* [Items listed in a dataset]
## begin
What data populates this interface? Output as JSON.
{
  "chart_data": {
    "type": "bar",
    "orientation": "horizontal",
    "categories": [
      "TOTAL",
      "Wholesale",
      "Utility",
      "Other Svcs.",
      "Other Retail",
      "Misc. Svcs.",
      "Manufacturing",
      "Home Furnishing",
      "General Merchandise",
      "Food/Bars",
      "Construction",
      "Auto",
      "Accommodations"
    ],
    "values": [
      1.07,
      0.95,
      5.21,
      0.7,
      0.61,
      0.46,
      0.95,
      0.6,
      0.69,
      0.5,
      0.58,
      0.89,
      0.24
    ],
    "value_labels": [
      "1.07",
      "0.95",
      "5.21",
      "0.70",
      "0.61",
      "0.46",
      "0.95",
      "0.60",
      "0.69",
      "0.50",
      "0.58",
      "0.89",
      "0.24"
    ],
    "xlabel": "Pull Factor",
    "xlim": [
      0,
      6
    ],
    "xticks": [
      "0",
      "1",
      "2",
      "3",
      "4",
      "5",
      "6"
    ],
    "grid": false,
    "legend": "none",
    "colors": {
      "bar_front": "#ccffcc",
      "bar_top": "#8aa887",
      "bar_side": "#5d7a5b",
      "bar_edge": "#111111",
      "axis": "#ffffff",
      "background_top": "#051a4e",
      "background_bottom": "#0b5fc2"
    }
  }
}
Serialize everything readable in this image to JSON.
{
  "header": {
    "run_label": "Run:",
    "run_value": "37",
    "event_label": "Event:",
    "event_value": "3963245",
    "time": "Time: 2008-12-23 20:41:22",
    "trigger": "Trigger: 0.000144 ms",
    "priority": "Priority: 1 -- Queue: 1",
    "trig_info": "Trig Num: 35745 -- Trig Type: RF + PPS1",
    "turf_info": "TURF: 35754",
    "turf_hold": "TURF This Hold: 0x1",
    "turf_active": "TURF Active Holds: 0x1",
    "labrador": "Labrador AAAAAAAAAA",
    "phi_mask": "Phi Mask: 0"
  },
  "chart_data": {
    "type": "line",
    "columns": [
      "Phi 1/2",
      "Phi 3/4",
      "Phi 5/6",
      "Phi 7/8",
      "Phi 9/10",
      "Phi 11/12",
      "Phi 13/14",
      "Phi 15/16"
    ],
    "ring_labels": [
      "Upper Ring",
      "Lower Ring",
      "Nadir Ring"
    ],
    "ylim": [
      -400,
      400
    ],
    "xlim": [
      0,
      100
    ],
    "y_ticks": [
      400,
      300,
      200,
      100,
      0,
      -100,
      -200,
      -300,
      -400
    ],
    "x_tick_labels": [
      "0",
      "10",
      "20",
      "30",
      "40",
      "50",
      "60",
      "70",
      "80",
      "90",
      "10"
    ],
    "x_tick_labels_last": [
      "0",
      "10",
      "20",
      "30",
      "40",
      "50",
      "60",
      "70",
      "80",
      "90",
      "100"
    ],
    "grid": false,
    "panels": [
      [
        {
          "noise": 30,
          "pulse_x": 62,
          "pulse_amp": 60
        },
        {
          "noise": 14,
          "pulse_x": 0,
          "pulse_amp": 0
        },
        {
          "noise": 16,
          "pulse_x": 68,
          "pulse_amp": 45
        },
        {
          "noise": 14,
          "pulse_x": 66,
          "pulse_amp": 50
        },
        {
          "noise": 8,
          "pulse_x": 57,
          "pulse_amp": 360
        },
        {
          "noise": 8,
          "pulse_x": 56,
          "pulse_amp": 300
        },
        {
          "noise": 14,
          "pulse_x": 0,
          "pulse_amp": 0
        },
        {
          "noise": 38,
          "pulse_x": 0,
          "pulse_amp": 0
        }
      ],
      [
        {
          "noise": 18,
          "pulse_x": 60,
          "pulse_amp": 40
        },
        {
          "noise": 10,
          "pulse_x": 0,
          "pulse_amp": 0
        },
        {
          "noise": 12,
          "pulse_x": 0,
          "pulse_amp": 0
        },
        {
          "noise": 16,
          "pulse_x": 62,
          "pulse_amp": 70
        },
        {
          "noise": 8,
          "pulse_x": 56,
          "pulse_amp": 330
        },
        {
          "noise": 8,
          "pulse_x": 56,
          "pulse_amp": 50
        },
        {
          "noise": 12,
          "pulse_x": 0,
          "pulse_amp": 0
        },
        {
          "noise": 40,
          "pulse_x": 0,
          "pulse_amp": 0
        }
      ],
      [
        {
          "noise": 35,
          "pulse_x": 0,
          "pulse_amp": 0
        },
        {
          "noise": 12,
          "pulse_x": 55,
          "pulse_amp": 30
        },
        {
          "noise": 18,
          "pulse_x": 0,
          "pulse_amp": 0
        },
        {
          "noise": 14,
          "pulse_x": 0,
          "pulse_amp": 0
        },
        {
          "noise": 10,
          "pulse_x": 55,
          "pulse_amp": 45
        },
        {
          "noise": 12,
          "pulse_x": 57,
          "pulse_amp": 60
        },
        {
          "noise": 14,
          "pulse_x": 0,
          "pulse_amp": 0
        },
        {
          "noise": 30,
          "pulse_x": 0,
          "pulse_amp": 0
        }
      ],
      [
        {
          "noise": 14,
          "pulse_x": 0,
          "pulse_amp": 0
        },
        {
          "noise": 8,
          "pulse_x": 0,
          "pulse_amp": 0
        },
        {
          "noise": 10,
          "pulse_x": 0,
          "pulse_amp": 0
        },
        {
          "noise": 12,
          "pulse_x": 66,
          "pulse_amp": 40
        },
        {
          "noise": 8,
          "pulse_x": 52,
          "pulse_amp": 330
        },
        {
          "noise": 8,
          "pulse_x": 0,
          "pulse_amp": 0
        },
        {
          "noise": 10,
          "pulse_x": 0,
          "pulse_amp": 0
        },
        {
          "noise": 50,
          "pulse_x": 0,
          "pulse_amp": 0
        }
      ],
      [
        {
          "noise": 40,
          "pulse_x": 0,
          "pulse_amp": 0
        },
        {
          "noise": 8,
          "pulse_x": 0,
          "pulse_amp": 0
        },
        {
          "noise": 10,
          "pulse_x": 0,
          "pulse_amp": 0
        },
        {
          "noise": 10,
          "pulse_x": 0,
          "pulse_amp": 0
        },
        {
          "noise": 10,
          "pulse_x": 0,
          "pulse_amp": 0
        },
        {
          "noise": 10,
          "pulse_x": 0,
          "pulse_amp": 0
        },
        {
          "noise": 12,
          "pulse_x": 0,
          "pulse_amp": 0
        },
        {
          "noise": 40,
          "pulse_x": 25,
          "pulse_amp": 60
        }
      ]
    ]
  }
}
## end
* [What is being asked]
From the records above, extract everything verbatim.

* [Solution to this task]
What data populates this interface? Output as JSON.
{
  "chart_data": {
    "type": "bar",
    "orientation": "horizontal",
    "categories": [
      "TOTAL",
      "Wholesale",
      "Utility",
      "Other Svcs.",
      "Other Retail",
      "Misc. Svcs.",
      "Manufacturing",
      "Home Furnishing",
      "General Merchandise",
      "Food/Bars",
      "Construction",
      "Auto",
      "Accommodations"
    ],
    "values": [
      1.07,
      0.95,
      5.21,
      0.7,
      0.61,
      0.46,
      0.95,
      0.6,
      0.69,
      0.5,
      0.58,
      0.89,
      0.24
    ],
    "value_labels": [
      "1.07",
      "0.95",
      "5.21",
      "0.70",
      "0.61",
      "0.46",
      "0.95",
      "0.60",
      "0.69",
      "0.50",
      "0.58",
      "0.89",
      "0.24"
    ],
    "xlabel": "Pull Factor",
    "xlim": [
      0,
      6
    ],
    "xticks": [
      "0",
      "1",
      "2",
      "3",
      "4",
      "5",
      "6"
    ],
    "grid": false,
    "legend": "none",
    "colors": {
      "bar_front": "#ccffcc",
      "bar_top": "#8aa887",
      "bar_side": "#5d7a5b",
      "bar_edge": "#111111",
      "axis": "#ffffff",
      "background_top": "#051a4e",
      "background_bottom": "#0b5fc2"
    }
  }
}
Serialize everything readable in this image to JSON.
{
  "header": {
    "run_label": "Run:",
    "run_value": "37",
    "event_label": "Event:",
    "event_value": "3963245",
    "time": "Time: 2008-12-23 20:41:22",
    "trigger": "Trigger: 0.000144 ms",
    "priority": "Priority: 1 -- Queue: 1",
    "trig_info": "Trig Num: 35745 -- Trig Type: RF + PPS1",
    "turf_info": "TURF: 35754",
    "turf_hold": "TURF This Hold: 0x1",
    "turf_active": "TURF Active Holds: 0x1",
    "labrador": "Labrador AAAAAAAAAA",
    "phi_mask": "Phi Mask: 0"
  },
  "chart_data": {
    "type": "line",
    "columns": [
      "Phi 1/2",
      "Phi 3/4",
      "Phi 5/6",
      "Phi 7/8",
      "Phi 9/10",
      "Phi 11/12",
      "Phi 13/14",
      "Phi 15/16"
    ],
    "ring_labels": [
      "Upper Ring",
      "Lower Ring",
      "Nadir Ring"
    ],
    "ylim": [
      -400,
      400
    ],
    "xlim": [
      0,
      100
    ],
    "y_ticks": [
      400,
      300,
      200,
      100,
      0,
      -100,
      -200,
      -300,
      -400
    ],
    "x_tick_labels": [
      "0",
      "10",
      "20",
      "30",
      "40",
      "50",
      "60",
      "70",
      "80",
      "90",
      "10"
    ],
    "x_tick_labels_last": [
      "0",
      "10",
      "20",
      "30",
      "40",
      "50",
      "60",
      "70",
      "80",
      "90",
      "100"
    ],
    "grid": false,
    "panels": [
      [
        {
          "noise": 30,
          "pulse_x": 62,
          "pulse_amp": 60
        },
        {
          "noise": 14,
          "pulse_x": 0,
          "pulse_amp": 0
        },
        {
          "noise": 16,
          "pulse_x": 68,
          "pulse_amp": 45
        },
        {
          "noise": 14,
          "pulse_x": 66,
          "pulse_amp": 50
        },
        {
          "noise": 8,
          "pulse_x": 57,
          "pulse_amp": 360
        },
        {
          "noise": 8,
          "pulse_x": 56,
          "pulse_amp": 300
        },
        {
          "noise": 14,
          "pulse_x": 0,
          "pulse_amp": 0
        },
        {
          "noise": 38,
          "pulse_x": 0,
          "pulse_amp": 0
        }
      ],
      [
        {
          "noise": 18,
          "pulse_x": 60,
          "pulse_amp": 40
        },
        {
          "noise": 10,
          "pulse_x": 0,
          "pulse_amp": 0
        },
        {
          "noise": 12,
          "pulse_x": 0,
          "pulse_amp": 0
        },
        {
          "noise": 16,
          "pulse_x": 62,
          "pulse_amp": 70
        },
        {
          "noise": 8,
          "pulse_x": 56,
          "pulse_amp": 330
        },
        {
          "noise": 8,
          "pulse_x": 56,
          "pulse_amp": 50
        },
        {
          "noise": 12,
          "pulse_x": 0,
          "pulse_amp": 0
        },
        {
          "noise": 40,
          "pulse_x": 0,
          "pulse_amp": 0
        }
      ],
      [
        {
          "noise": 35,
          "pulse_x": 0,
          "pulse_amp": 0
        },
        {
          "noise": 12,
          "pulse_x": 55,
          "pulse_amp": 30
        },
        {
          "noise": 18,
          "pulse_x": 0,
          "pulse_amp": 0
        },
        {
          "noise": 14,
          "pulse_x": 0,
          "pulse_amp": 0
        },
        {
          "noise": 10,
          "pulse_x": 55,
          "pulse_amp": 45
        },
        {
          "noise": 12,
          "pulse_x": 57,
          "pulse_amp": 60
        },
        {
          "noise": 14,
          "pulse_x": 0,
          "pulse_amp": 0
        },
        {
          "noise": 30,
          "pulse_x": 0,
          "pulse_amp": 0
        }
      ],
      [
        {
          "noise": 14,
          "pulse_x": 0,
          "pulse_amp": 0
        },
        {
          "noise": 8,
          "pulse_x": 0,
          "pulse_amp": 0
        },
        {
          "noise": 10,
          "pulse_x": 0,
          "pulse_amp": 0
        },
        {
          "noise": 12,
          "pulse_x": 66,
          "pulse_amp": 40
        },
        {
          "noise": 8,
          "pulse_x": 52,
          "pulse_amp": 330
        },
        {
          "noise": 8,
          "pulse_x": 0,
          "pulse_amp": 0
        },
        {
          "noise": 10,
          "pulse_x": 0,
          "pulse_amp": 0
        },
        {
          "noise": 50,
          "pulse_x": 0,
          "pulse_amp": 0
        }
      ],
      [
        {
          "noise": 40,
          "pulse_x": 0,
          "pulse_amp": 0
        },
        {
          "noise": 8,
          "pulse_x": 0,
          "pulse_amp": 0
        },
        {
          "noise": 10,
          "pulse_x": 0,
          "pulse_amp": 0
        },
        {
          "noise": 10,
          "pulse_x": 0,
          "pulse_amp": 0
        },
        {
          "noise": 10,
          "pulse_x": 0,
          "pulse_amp": 0
        },
        {
          "noise": 10,
          "pulse_x": 0,
          "pulse_amp": 0
        },
        {
          "noise": 12,
          "pulse_x": 0,
          "pulse_amp": 0
        },
        {
          "noise": 40,
          "pulse_x": 25,
          "pulse_amp": 60
        }
      ]
    ]
  }
}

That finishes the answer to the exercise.